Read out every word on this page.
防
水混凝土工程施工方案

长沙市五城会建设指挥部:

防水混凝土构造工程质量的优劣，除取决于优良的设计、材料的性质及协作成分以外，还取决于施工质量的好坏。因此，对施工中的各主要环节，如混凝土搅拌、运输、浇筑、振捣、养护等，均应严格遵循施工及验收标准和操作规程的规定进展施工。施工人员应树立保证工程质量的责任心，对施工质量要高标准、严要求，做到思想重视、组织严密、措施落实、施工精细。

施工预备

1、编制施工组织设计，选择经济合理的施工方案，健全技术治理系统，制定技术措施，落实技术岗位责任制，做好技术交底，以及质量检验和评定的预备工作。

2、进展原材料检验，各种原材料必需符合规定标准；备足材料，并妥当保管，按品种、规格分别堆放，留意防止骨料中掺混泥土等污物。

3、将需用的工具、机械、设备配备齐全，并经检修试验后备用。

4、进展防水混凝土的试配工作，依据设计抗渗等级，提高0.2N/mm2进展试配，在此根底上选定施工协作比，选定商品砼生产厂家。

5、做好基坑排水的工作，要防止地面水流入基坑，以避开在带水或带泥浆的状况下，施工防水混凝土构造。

* _WHAT YOU ARE ASKED TO DO_: Reproduce all the records precisely.

* _THE OUTPUT_:
Read out every word on this page.
防
水混凝土工程施工方案

长沙市五城会建设指挥部:

防水混凝土构造工程质量的优劣，除取决于优良的设计、材料的性质及协作成分以外，还取决于施工质量的好坏。因此，对施工中的各主要环节，如混凝土搅拌、运输、浇筑、振捣、养护等，均应严格遵循施工及验收标准和操作规程的规定进展施工。施工人员应树立保证工程质量的责任心，对施工质量要高标准、严要求，做到思想重视、组织严密、措施落实、施工精细。

施工预备

1、编制施工组织设计，选择经济合理的施工方案，健全技术治理系统，制定技术措施，落实技术岗位责任制，做好技术交底，以及质量检验和评定的预备工作。

2、进展原材料检验，各种原材料必需符合规定标准；备足材料，并妥当保管，按品种、规格分别堆放，留意防止骨料中掺混泥土等污物。

3、将需用的工具、机械、设备配备齐全，并经检修试验后备用。

4、进展防水混凝土的试配工作，依据设计抗渗等级，提高0.2N/mm2进展试配，在此根底上选定施工协作比，选定商品砼生产厂家。

5、做好基坑排水的工作，要防止地面水流入基坑，以避开在带水或带泥浆的状况下，施工防水混凝土构造。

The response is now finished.